Set exercise> Pictures are to be left out; otherwise, copy exactly the lines from the line containing "What does this" through the end of the data.

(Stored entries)

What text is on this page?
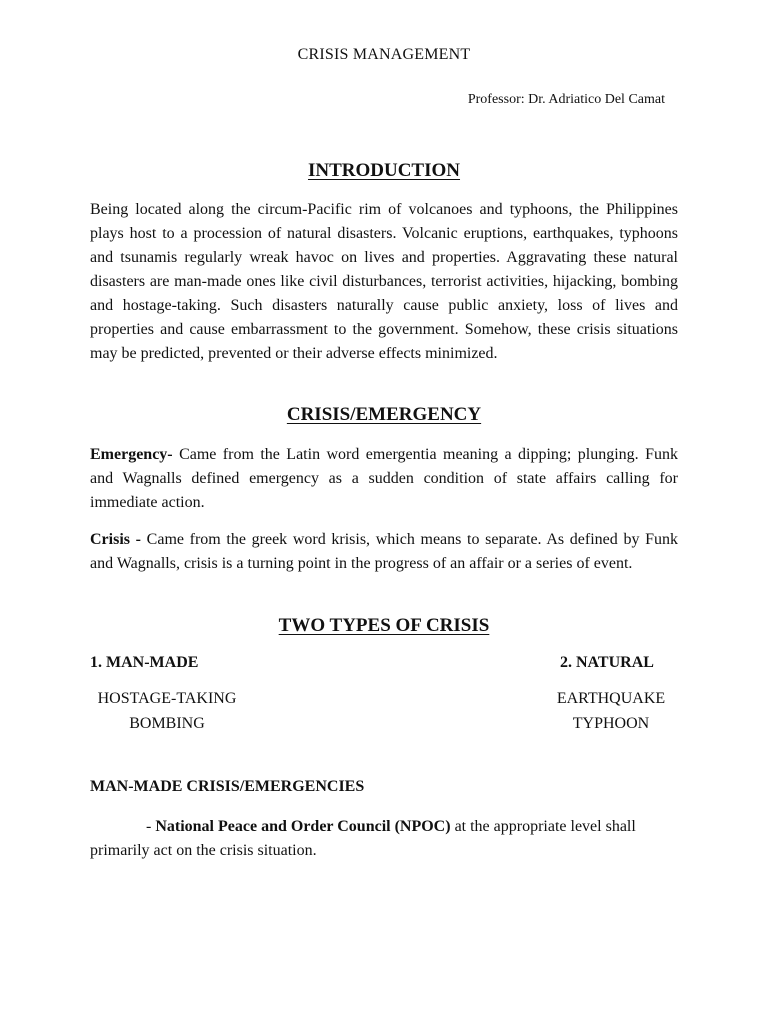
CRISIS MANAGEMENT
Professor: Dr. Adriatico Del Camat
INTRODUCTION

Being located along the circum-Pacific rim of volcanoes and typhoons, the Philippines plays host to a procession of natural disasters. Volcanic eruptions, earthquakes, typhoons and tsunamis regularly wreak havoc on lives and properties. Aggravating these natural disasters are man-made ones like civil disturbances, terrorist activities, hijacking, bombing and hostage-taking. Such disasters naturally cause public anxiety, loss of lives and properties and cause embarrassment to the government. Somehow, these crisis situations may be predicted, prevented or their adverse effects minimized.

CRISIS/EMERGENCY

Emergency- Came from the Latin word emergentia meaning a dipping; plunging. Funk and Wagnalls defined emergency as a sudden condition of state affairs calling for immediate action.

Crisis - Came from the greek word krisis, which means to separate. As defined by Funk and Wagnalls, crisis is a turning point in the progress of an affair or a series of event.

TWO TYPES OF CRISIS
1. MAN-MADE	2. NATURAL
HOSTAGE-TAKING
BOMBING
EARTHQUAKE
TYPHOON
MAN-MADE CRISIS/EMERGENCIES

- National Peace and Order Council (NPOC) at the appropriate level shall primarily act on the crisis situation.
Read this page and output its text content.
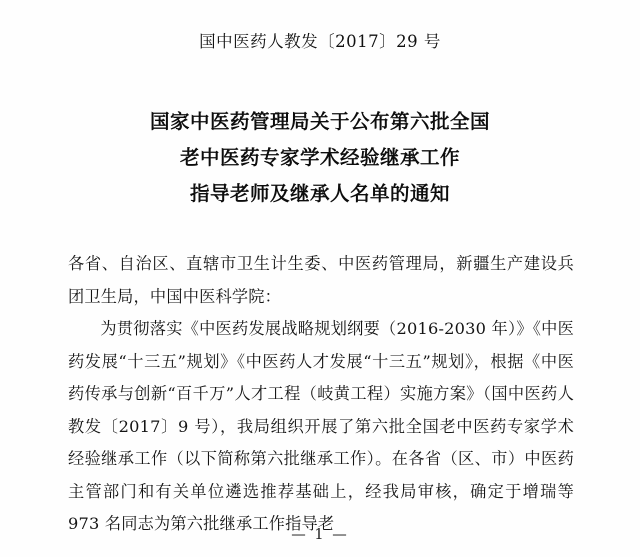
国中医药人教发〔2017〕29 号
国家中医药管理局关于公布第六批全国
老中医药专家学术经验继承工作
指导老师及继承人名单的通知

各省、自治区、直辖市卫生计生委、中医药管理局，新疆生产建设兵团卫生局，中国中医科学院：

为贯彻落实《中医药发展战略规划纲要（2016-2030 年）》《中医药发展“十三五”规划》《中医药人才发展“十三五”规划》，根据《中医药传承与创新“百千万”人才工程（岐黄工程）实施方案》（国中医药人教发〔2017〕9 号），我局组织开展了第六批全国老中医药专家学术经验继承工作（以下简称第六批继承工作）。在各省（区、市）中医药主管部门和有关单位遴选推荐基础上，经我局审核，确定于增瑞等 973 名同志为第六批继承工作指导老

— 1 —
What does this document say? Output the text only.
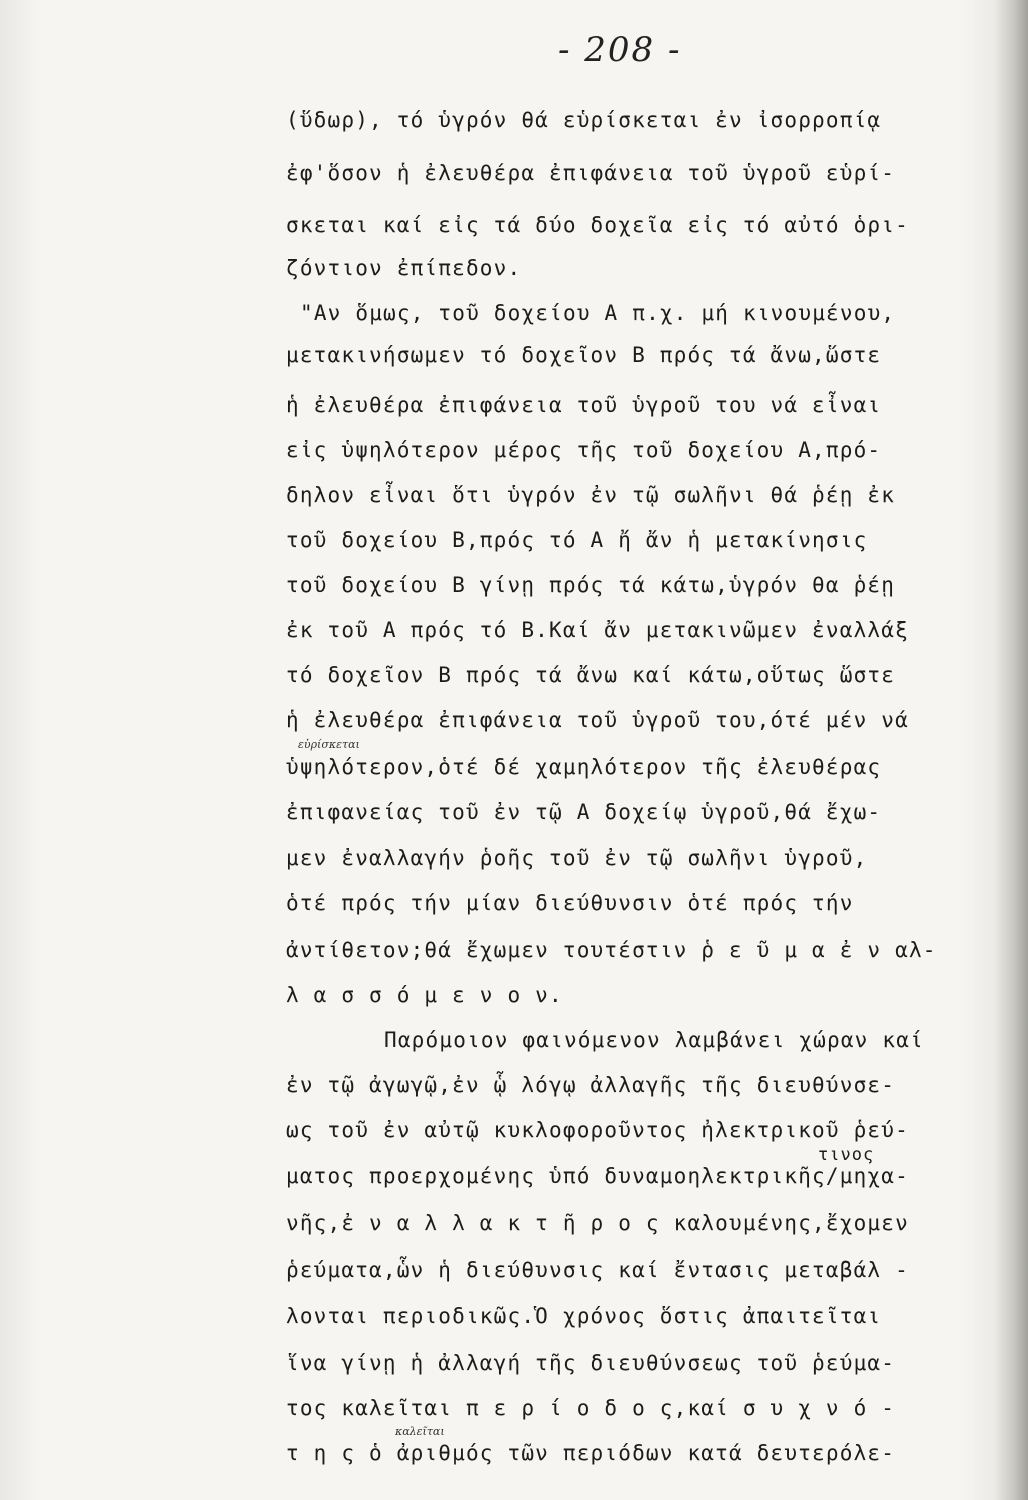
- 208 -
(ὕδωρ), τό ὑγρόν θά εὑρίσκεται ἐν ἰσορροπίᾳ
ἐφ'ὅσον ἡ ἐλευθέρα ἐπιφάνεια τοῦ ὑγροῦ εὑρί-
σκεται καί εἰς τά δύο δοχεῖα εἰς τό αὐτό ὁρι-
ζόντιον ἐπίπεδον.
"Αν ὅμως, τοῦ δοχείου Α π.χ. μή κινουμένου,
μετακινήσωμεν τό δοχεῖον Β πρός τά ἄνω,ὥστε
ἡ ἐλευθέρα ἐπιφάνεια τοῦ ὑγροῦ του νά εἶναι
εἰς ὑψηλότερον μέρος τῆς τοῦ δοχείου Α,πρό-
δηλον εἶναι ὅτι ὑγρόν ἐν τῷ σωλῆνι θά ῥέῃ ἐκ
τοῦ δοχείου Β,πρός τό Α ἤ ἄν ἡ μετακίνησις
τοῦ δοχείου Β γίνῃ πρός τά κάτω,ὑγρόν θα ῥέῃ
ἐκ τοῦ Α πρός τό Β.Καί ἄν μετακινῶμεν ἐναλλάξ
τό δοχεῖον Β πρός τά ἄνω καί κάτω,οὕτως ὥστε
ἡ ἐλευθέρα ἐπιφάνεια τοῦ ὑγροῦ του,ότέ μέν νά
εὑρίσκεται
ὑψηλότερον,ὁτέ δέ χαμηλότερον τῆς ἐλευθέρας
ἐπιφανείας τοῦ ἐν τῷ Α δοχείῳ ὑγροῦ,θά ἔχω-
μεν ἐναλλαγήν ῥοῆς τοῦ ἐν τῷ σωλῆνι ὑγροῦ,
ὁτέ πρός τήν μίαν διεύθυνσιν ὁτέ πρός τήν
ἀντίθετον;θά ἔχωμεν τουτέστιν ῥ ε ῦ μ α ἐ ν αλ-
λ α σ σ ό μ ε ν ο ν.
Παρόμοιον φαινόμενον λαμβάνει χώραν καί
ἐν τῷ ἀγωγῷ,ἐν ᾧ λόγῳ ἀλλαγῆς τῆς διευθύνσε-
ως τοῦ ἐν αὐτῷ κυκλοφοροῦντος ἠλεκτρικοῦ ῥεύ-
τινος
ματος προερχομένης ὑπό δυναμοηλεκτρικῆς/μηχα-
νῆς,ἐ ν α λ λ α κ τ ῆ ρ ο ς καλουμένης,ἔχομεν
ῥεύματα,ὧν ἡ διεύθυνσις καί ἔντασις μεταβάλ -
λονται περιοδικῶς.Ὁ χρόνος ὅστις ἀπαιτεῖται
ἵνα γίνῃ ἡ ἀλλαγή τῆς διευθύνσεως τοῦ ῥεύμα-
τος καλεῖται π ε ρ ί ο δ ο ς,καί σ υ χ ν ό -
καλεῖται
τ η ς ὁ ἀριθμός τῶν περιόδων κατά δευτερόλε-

Correct result>
What does this document say? Output the text only.
- 208 -
(ὕδωρ), τό ὑγρόν θά εὑρίσκεται ἐν ἰσορροπίᾳ
ἐφ'ὅσον ἡ ἐλευθέρα ἐπιφάνεια τοῦ ὑγροῦ εὑρί-
σκεται καί εἰς τά δύο δοχεῖα εἰς τό αὐτό ὁρι-
ζόντιον ἐπίπεδον.
"Αν ὅμως, τοῦ δοχείου Α π.χ. μή κινουμένου,
μετακινήσωμεν τό δοχεῖον Β πρός τά ἄνω,ὥστε
ἡ ἐλευθέρα ἐπιφάνεια τοῦ ὑγροῦ του νά εἶναι
εἰς ὑψηλότερον μέρος τῆς τοῦ δοχείου Α,πρό-
δηλον εἶναι ὅτι ὑγρόν ἐν τῷ σωλῆνι θά ῥέῃ ἐκ
τοῦ δοχείου Β,πρός τό Α ἤ ἄν ἡ μετακίνησις
τοῦ δοχείου Β γίνῃ πρός τά κάτω,ὑγρόν θα ῥέῃ
ἐκ τοῦ Α πρός τό Β.Καί ἄν μετακινῶμεν ἐναλλάξ
τό δοχεῖον Β πρός τά ἄνω καί κάτω,οὕτως ὥστε
ἡ ἐλευθέρα ἐπιφάνεια τοῦ ὑγροῦ του,ότέ μέν νά
εὑρίσκεται
ὑψηλότερον,ὁτέ δέ χαμηλότερον τῆς ἐλευθέρας
ἐπιφανείας τοῦ ἐν τῷ Α δοχείῳ ὑγροῦ,θά ἔχω-
μεν ἐναλλαγήν ῥοῆς τοῦ ἐν τῷ σωλῆνι ὑγροῦ,
ὁτέ πρός τήν μίαν διεύθυνσιν ὁτέ πρός τήν
ἀντίθετον;θά ἔχωμεν τουτέστιν ῥ ε ῦ μ α ἐ ν αλ-
λ α σ σ ό μ ε ν ο ν.
Παρόμοιον φαινόμενον λαμβάνει χώραν καί
ἐν τῷ ἀγωγῷ,ἐν ᾧ λόγῳ ἀλλαγῆς τῆς διευθύνσε-
ως τοῦ ἐν αὐτῷ κυκλοφοροῦντος ἠλεκτρικοῦ ῥεύ-
τινος
ματος προερχομένης ὑπό δυναμοηλεκτρικῆς/μηχα-
νῆς,ἐ ν α λ λ α κ τ ῆ ρ ο ς καλουμένης,ἔχομεν
ῥεύματα,ὧν ἡ διεύθυνσις καί ἔντασις μεταβάλ -
λονται περιοδικῶς.Ὁ χρόνος ὅστις ἀπαιτεῖται
ἵνα γίνῃ ἡ ἀλλαγή τῆς διευθύνσεως τοῦ ῥεύμα-
τος καλεῖται π ε ρ ί ο δ ο ς,καί σ υ χ ν ό -
καλεῖται
τ η ς ὁ ἀριθμός τῶν περιόδων κατά δευτερόλε-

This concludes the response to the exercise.